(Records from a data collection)
--------------------------------
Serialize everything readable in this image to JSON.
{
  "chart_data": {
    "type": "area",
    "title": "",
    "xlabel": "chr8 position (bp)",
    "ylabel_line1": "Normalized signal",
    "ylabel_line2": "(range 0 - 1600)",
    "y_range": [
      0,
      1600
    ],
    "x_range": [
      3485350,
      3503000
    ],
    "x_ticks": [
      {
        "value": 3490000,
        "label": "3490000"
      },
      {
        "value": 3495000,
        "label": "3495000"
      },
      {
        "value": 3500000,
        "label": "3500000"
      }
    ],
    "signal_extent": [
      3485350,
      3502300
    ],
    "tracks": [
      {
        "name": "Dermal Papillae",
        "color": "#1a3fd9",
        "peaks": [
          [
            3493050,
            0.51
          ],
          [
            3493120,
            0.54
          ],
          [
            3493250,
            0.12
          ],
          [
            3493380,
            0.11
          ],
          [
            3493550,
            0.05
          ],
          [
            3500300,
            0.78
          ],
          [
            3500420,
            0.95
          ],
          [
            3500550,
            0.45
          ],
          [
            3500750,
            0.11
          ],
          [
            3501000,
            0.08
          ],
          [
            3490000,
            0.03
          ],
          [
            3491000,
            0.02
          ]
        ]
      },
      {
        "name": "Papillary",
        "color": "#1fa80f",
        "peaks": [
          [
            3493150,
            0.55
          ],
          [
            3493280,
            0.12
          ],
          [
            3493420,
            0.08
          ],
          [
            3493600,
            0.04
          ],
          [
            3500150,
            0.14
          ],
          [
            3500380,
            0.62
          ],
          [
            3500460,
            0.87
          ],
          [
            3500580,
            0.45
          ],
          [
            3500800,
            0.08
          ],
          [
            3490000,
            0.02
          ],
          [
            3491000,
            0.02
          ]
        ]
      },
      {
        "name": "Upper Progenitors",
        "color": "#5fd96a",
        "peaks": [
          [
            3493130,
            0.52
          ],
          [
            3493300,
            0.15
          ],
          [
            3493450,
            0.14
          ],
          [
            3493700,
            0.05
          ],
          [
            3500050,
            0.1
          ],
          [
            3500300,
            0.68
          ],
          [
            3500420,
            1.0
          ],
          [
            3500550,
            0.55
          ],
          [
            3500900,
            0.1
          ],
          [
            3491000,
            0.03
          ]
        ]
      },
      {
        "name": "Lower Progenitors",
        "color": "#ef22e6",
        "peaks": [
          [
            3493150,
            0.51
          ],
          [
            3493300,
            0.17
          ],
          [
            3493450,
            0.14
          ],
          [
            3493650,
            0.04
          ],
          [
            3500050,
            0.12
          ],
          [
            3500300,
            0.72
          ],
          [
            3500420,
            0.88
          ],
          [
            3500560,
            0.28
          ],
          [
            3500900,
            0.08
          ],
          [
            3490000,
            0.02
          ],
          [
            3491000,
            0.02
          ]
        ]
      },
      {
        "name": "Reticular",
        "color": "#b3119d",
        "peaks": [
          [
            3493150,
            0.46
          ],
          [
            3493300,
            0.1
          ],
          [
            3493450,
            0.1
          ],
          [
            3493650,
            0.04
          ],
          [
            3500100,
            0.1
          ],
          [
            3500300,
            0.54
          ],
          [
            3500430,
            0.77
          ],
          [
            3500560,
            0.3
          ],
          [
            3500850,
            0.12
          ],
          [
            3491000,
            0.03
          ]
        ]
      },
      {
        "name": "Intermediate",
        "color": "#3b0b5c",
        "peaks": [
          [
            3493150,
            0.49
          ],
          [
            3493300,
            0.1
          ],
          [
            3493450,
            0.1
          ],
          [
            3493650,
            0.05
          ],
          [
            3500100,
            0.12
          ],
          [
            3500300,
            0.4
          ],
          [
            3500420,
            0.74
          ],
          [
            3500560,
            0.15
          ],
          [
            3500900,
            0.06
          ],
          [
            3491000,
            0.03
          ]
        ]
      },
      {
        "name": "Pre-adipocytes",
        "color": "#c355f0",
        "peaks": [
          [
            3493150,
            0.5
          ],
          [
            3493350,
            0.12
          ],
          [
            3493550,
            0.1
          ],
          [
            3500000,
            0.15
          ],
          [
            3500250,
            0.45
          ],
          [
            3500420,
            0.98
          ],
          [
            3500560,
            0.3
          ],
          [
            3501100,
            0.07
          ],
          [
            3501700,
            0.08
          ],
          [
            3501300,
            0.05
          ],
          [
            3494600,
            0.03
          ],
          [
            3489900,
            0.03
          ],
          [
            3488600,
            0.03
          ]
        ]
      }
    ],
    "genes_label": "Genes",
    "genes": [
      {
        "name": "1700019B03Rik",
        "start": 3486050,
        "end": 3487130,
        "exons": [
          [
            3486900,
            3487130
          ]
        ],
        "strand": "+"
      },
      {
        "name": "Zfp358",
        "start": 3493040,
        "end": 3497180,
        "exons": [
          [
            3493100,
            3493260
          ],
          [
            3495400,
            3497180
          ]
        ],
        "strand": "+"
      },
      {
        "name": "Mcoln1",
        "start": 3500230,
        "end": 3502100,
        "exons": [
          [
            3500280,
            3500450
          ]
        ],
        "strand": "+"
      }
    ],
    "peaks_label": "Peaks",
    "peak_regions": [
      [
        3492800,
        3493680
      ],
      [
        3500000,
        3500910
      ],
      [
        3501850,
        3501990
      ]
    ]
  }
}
--------------------------------
** Exercise description **
Please copy out every entry exactly, with nothing omitted.

** Reply to the task **
Serialize everything readable in this image to JSON.
{
  "chart_data": {
    "type": "area",
    "title": "",
    "xlabel": "chr8 position (bp)",
    "ylabel_line1": "Normalized signal",
    "ylabel_line2": "(range 0 - 1600)",
    "y_range": [
      0,
      1600
    ],
    "x_range": [
      3485350,
      3503000
    ],
    "x_ticks": [
      {
        "value": 3490000,
        "label": "3490000"
      },
      {
        "value": 3495000,
        "label": "3495000"
      },
      {
        "value": 3500000,
        "label": "3500000"
      }
    ],
    "signal_extent": [
      3485350,
      3502300
    ],
    "tracks": [
      {
        "name": "Dermal Papillae",
        "color": "#1a3fd9",
        "peaks": [
          [
            3493050,
            0.51
          ],
          [
            3493120,
            0.54
          ],
          [
            3493250,
            0.12
          ],
          [
            3493380,
            0.11
          ],
          [
            3493550,
            0.05
          ],
          [
            3500300,
            0.78
          ],
          [
            3500420,
            0.95
          ],
          [
            3500550,
            0.45
          ],
          [
            3500750,
            0.11
          ],
          [
            3501000,
            0.08
          ],
          [
            3490000,
            0.03
          ],
          [
            3491000,
            0.02
          ]
        ]
      },
      {
        "name": "Papillary",
        "color": "#1fa80f",
        "peaks": [
          [
            3493150,
            0.55
          ],
          [
            3493280,
            0.12
          ],
          [
            3493420,
            0.08
          ],
          [
            3493600,
            0.04
          ],
          [
            3500150,
            0.14
          ],
          [
            3500380,
            0.62
          ],
          [
            3500460,
            0.87
          ],
          [
            3500580,
            0.45
          ],
          [
            3500800,
            0.08
          ],
          [
            3490000,
            0.02
          ],
          [
            3491000,
            0.02
          ]
        ]
      },
      {
        "name": "Upper Progenitors",
        "color": "#5fd96a",
        "peaks": [
          [
            3493130,
            0.52
          ],
          [
            3493300,
            0.15
          ],
          [
            3493450,
            0.14
          ],
          [
            3493700,
            0.05
          ],
          [
            3500050,
            0.1
          ],
          [
            3500300,
            0.68
          ],
          [
            3500420,
            1.0
          ],
          [
            3500550,
            0.55
          ],
          [
            3500900,
            0.1
          ],
          [
            3491000,
            0.03
          ]
        ]
      },
      {
        "name": "Lower Progenitors",
        "color": "#ef22e6",
        "peaks": [
          [
            3493150,
            0.51
          ],
          [
            3493300,
            0.17
          ],
          [
            3493450,
            0.14
          ],
          [
            3493650,
            0.04
          ],
          [
            3500050,
            0.12
          ],
          [
            3500300,
            0.72
          ],
          [
            3500420,
            0.88
          ],
          [
            3500560,
            0.28
          ],
          [
            3500900,
            0.08
          ],
          [
            3490000,
            0.02
          ],
          [
            3491000,
            0.02
          ]
        ]
      },
      {
        "name": "Reticular",
        "color": "#b3119d",
        "peaks": [
          [
            3493150,
            0.46
          ],
          [
            3493300,
            0.1
          ],
          [
            3493450,
            0.1
          ],
          [
            3493650,
            0.04
          ],
          [
            3500100,
            0.1
          ],
          [
            3500300,
            0.54
          ],
          [
            3500430,
            0.77
          ],
          [
            3500560,
            0.3
          ],
          [
            3500850,
            0.12
          ],
          [
            3491000,
            0.03
          ]
        ]
      },
      {
        "name": "Intermediate",
        "color": "#3b0b5c",
        "peaks": [
          [
            3493150,
            0.49
          ],
          [
            3493300,
            0.1
          ],
          [
            3493450,
            0.1
          ],
          [
            3493650,
            0.05
          ],
          [
            3500100,
            0.12
          ],
          [
            3500300,
            0.4
          ],
          [
            3500420,
            0.74
          ],
          [
            3500560,
            0.15
          ],
          [
            3500900,
            0.06
          ],
          [
            3491000,
            0.03
          ]
        ]
      },
      {
        "name": "Pre-adipocytes",
        "color": "#c355f0",
        "peaks": [
          [
            3493150,
            0.5
          ],
          [
            3493350,
            0.12
          ],
          [
            3493550,
            0.1
          ],
          [
            3500000,
            0.15
          ],
          [
            3500250,
            0.45
          ],
          [
            3500420,
            0.98
          ],
          [
            3500560,
            0.3
          ],
          [
            3501100,
            0.07
          ],
          [
            3501700,
            0.08
          ],
          [
            3501300,
            0.05
          ],
          [
            3494600,
            0.03
          ],
          [
            3489900,
            0.03
          ],
          [
            3488600,
            0.03
          ]
        ]
      }
    ],
    "genes_label": "Genes",
    "genes": [
      {
        "name": "1700019B03Rik",
        "start": 3486050,
        "end": 3487130,
        "exons": [
          [
            3486900,
            3487130
          ]
        ],
        "strand": "+"
      },
      {
        "name": "Zfp358",
        "start": 3493040,
        "end": 3497180,
        "exons": [
          [
            3493100,
            3493260
          ],
          [
            3495400,
            3497180
          ]
        ],
        "strand": "+"
      },
      {
        "name": "Mcoln1",
        "start": 3500230,
        "end": 3502100,
        "exons": [
          [
            3500280,
            3500450
          ]
        ],
        "strand": "+"
      }
    ],
    "peaks_label": "Peaks",
    "peak_regions": [
      [
        3492800,
        3493680
      ],
      [
        3500000,
        3500910
      ],
      [
        3501850,
        3501990
      ]
    ]
  }
}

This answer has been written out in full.